Collected data
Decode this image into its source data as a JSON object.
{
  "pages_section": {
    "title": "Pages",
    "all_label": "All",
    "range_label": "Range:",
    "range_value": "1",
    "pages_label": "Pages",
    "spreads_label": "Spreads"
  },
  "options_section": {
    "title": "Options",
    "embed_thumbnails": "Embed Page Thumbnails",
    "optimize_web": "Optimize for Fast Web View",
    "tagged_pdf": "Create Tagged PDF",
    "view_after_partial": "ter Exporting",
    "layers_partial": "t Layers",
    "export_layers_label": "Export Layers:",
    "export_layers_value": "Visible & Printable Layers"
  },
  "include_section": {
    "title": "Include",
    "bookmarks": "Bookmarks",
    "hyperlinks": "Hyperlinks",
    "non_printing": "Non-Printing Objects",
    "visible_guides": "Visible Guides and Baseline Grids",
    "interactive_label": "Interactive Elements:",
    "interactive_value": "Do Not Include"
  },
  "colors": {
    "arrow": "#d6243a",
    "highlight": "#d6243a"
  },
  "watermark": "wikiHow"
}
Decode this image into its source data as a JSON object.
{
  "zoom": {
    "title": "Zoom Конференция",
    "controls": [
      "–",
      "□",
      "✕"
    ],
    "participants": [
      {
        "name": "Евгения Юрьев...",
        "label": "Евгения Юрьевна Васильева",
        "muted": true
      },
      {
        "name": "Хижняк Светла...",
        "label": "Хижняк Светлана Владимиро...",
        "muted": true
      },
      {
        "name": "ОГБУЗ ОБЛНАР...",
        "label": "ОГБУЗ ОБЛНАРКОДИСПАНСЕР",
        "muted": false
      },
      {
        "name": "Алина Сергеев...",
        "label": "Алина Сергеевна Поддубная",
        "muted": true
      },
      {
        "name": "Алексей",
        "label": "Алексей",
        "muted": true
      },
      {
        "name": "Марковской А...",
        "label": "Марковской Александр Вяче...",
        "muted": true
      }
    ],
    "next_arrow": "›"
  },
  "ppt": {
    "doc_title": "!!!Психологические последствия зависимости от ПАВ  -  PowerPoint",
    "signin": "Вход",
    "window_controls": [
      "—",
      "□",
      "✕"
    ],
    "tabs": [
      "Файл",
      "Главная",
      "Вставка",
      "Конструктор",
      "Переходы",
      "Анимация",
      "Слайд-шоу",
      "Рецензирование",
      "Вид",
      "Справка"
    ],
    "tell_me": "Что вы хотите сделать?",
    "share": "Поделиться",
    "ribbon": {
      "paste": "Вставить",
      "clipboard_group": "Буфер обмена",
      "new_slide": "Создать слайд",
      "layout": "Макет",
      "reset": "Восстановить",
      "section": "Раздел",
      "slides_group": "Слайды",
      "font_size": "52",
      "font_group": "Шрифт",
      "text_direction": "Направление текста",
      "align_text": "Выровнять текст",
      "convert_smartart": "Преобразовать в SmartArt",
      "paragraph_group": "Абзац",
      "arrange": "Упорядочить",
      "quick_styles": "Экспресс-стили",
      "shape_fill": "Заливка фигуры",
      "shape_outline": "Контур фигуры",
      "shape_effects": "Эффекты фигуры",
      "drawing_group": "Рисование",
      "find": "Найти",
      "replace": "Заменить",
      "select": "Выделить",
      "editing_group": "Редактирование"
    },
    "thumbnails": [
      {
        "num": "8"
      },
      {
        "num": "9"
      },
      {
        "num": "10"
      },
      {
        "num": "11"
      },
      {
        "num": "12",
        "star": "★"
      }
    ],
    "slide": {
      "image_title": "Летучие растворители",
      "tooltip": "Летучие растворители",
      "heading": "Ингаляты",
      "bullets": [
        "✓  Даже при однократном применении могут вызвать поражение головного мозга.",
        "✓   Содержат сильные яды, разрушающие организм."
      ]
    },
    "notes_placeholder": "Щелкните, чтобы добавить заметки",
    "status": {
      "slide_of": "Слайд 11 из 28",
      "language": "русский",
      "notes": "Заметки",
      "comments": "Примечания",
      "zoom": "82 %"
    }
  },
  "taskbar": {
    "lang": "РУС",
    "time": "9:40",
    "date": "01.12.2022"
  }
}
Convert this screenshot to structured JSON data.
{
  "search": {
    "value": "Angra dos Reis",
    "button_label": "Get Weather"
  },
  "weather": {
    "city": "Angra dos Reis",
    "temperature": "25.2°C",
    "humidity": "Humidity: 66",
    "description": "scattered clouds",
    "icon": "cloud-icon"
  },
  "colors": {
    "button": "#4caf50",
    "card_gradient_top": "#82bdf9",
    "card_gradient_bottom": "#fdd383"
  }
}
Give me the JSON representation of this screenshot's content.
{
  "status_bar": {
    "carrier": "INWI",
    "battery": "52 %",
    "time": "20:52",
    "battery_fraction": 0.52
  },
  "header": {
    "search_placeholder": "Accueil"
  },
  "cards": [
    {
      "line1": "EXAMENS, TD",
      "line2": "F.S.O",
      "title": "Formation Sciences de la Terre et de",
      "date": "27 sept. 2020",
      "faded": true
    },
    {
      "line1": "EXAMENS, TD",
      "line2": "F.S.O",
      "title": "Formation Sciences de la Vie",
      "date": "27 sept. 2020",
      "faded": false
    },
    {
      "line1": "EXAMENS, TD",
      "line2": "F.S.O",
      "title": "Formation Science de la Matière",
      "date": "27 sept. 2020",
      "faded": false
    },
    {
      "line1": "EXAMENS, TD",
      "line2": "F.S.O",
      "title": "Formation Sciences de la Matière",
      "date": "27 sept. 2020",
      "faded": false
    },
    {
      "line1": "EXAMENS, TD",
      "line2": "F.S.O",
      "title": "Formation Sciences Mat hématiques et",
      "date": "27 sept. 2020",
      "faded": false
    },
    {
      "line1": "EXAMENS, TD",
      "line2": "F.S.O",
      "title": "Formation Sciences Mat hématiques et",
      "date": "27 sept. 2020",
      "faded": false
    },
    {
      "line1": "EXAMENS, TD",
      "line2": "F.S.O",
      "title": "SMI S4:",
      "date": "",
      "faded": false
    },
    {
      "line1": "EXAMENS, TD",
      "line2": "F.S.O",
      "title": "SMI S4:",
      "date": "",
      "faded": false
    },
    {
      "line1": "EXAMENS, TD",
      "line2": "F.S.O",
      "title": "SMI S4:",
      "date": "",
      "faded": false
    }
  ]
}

...

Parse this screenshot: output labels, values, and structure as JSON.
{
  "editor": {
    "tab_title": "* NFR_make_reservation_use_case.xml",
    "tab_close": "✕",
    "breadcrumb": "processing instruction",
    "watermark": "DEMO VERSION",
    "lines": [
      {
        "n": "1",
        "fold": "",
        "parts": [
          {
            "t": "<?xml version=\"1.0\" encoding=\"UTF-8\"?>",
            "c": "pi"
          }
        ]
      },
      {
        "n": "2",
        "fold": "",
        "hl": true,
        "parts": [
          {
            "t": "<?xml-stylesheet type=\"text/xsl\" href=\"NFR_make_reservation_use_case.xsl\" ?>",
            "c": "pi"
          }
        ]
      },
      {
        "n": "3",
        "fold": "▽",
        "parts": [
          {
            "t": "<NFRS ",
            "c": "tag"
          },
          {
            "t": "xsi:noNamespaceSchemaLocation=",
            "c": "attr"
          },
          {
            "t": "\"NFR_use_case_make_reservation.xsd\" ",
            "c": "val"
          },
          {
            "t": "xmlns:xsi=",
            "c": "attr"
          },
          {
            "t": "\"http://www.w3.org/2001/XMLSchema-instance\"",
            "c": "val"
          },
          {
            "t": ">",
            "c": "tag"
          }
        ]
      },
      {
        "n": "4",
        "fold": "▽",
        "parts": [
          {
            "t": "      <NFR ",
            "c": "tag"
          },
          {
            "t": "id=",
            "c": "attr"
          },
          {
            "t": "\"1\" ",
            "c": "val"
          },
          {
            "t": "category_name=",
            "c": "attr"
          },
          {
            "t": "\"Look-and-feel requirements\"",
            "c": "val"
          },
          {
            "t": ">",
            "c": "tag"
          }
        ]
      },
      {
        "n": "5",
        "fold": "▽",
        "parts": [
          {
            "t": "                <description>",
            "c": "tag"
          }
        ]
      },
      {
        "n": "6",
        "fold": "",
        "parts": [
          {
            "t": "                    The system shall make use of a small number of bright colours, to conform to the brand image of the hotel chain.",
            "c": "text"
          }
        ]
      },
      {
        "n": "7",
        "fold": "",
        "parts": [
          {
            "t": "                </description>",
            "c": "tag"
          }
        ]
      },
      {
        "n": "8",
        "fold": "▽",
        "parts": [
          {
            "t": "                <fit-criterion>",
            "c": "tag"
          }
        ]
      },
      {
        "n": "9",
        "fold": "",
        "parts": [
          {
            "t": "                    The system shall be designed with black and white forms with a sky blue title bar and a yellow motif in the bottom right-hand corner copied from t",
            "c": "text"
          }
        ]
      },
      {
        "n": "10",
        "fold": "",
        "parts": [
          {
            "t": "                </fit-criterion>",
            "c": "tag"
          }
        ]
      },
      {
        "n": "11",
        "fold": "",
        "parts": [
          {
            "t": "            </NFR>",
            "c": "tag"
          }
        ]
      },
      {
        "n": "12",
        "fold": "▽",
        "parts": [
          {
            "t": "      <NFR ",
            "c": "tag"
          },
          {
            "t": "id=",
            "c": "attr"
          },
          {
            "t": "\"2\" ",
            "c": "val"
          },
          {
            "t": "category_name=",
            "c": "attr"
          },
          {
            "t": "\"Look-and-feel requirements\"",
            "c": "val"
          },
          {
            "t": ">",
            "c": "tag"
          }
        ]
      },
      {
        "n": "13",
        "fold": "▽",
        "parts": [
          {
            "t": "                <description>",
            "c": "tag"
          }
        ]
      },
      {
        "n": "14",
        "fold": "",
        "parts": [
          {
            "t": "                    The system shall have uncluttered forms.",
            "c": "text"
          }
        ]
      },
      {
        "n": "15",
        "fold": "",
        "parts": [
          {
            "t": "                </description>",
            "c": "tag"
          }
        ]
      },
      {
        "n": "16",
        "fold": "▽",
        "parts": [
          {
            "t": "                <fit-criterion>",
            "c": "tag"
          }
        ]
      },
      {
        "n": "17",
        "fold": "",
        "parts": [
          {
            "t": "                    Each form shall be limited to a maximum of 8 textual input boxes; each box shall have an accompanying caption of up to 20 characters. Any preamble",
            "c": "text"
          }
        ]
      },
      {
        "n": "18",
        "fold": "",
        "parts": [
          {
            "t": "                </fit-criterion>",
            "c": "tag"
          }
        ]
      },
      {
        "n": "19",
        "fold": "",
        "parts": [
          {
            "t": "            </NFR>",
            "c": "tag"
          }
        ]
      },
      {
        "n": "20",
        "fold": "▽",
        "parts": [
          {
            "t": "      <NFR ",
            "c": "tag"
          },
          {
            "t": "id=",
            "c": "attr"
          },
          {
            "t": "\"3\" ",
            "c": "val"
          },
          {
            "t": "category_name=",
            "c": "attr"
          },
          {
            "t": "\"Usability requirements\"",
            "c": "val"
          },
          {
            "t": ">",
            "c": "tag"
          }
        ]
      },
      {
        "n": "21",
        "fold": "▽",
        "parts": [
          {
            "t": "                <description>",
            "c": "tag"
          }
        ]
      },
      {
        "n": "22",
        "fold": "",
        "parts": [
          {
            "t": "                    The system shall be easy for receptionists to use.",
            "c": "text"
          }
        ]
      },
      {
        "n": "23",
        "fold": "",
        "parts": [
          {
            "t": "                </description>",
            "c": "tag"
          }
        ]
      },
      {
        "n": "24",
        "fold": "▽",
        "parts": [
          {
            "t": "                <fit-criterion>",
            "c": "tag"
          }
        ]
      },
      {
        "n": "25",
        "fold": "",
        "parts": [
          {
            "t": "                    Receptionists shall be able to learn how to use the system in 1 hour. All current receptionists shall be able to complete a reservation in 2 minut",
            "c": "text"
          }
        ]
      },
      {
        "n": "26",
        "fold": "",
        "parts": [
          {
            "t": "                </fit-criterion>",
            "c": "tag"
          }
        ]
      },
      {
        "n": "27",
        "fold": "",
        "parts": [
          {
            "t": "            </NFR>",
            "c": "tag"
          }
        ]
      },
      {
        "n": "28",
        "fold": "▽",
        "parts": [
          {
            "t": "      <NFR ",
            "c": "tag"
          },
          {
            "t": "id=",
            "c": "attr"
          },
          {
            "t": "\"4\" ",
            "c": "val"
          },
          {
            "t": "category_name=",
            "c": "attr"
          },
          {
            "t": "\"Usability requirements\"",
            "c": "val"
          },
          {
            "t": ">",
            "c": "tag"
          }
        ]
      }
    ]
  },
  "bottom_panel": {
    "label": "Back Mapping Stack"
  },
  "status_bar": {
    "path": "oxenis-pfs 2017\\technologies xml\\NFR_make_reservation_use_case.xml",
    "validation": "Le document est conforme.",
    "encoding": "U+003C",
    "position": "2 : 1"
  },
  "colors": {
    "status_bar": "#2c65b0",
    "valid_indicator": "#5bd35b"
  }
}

--

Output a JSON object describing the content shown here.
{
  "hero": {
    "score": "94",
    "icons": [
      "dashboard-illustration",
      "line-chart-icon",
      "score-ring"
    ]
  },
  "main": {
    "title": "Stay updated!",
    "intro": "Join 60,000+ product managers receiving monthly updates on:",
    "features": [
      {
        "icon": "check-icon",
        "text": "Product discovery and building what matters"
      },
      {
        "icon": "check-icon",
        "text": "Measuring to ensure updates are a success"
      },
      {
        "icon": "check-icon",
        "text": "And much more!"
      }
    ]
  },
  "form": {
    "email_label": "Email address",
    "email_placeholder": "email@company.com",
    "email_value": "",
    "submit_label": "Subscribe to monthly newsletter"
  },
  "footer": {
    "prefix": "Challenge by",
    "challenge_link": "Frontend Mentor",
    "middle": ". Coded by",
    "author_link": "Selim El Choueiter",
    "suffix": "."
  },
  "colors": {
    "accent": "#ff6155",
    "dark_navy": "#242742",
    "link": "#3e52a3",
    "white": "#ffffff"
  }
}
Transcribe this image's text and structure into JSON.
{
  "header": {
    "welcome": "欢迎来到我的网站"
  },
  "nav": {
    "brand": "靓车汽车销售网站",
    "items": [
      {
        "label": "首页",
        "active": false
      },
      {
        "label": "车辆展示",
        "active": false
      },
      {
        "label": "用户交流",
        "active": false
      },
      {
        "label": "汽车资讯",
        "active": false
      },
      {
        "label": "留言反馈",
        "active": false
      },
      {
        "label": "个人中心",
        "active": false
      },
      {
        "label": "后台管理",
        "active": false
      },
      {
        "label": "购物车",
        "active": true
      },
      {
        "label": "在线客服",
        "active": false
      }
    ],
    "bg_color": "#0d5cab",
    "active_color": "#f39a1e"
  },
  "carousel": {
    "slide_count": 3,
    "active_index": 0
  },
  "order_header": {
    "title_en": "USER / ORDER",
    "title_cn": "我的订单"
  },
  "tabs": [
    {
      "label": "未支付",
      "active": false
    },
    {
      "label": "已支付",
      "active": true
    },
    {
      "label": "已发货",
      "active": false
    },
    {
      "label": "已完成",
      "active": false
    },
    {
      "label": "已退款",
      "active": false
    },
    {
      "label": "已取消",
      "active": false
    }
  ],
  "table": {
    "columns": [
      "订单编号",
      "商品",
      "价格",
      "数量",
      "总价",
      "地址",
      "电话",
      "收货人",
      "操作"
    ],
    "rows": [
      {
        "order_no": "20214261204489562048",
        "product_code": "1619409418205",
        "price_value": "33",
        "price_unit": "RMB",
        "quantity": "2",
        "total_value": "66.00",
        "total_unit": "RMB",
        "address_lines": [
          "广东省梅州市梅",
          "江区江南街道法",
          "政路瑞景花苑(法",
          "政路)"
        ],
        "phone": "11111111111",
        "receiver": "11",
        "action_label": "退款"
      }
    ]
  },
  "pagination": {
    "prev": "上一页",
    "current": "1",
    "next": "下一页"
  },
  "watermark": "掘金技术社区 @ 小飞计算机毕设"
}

• **Task goal**: Only the number is needed: state how many lines in the listing contain "shall".

• **Output of the task**: 6